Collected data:
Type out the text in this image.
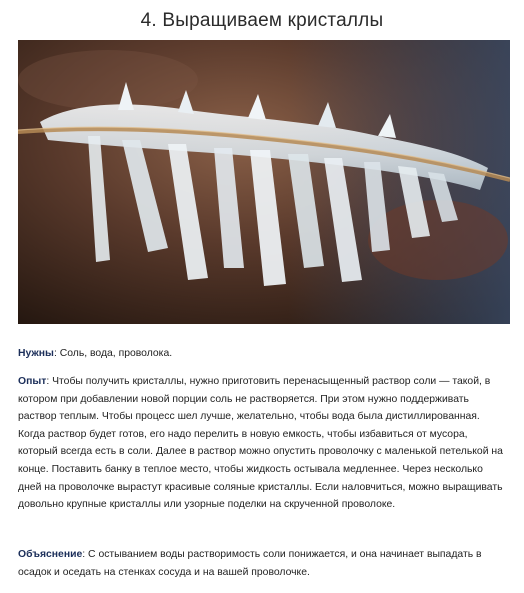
4. Выращиваем кристаллы
Нужны: Соль, вода, проволока.
Опыт: Чтобы получить кристаллы, нужно приготовить перенасыщенный раствор соли — такой, в котором при добавлении новой порции соль не растворяется. При этом нужно поддерживать раствор теплым. Чтобы процесс шел лучше, желательно, чтобы вода была дистиллированная. Когда раствор будет готов, его надо перелить в новую емкость, чтобы избавиться от мусора, который всегда есть в соли. Далее в раствор можно опустить проволочку с маленькой петелькой на конце. Поставить банку в теплое место, чтобы жидкость остывала медленнее. Через несколько дней на проволочке вырастут красивые соляные кристаллы. Если наловчиться, можно выращивать довольно крупные кристаллы или узорные поделки на скрученной проволоке.
Объяснение: С остыванием воды растворимость соли понижается, и она начинает выпадать в осадок и оседать на стенках сосуда и на вашей проволочке.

*Written task*
Look over the records above and copy each line that includes the string "проволочке".

*Response to this task*
Опыт: Чтобы получить кристаллы, нужно приготовить перенасыщенный раствор соли — такой, в котором при добавлении новой порции соль не растворяется. При этом нужно поддерживать раствор теплым. Чтобы процесс шел лучше, желательно, чтобы вода была дистиллированная. Когда раствор будет готов, его надо перелить в новую емкость, чтобы избавиться от мусора, который всегда есть в соли. Далее в раствор можно опустить проволочку с маленькой петелькой на конце. Поставить банку в теплое место, чтобы жидкость остывала медленнее. Через несколько дней на проволочке вырастут красивые соляные кристаллы. Если наловчиться, можно выращивать довольно крупные кристаллы или узорные поделки на скрученной проволоке.
Объяснение: С остыванием воды растворимость соли понижается, и она начинает выпадать в осадок и оседать на стенках сосуда и на вашей проволочке.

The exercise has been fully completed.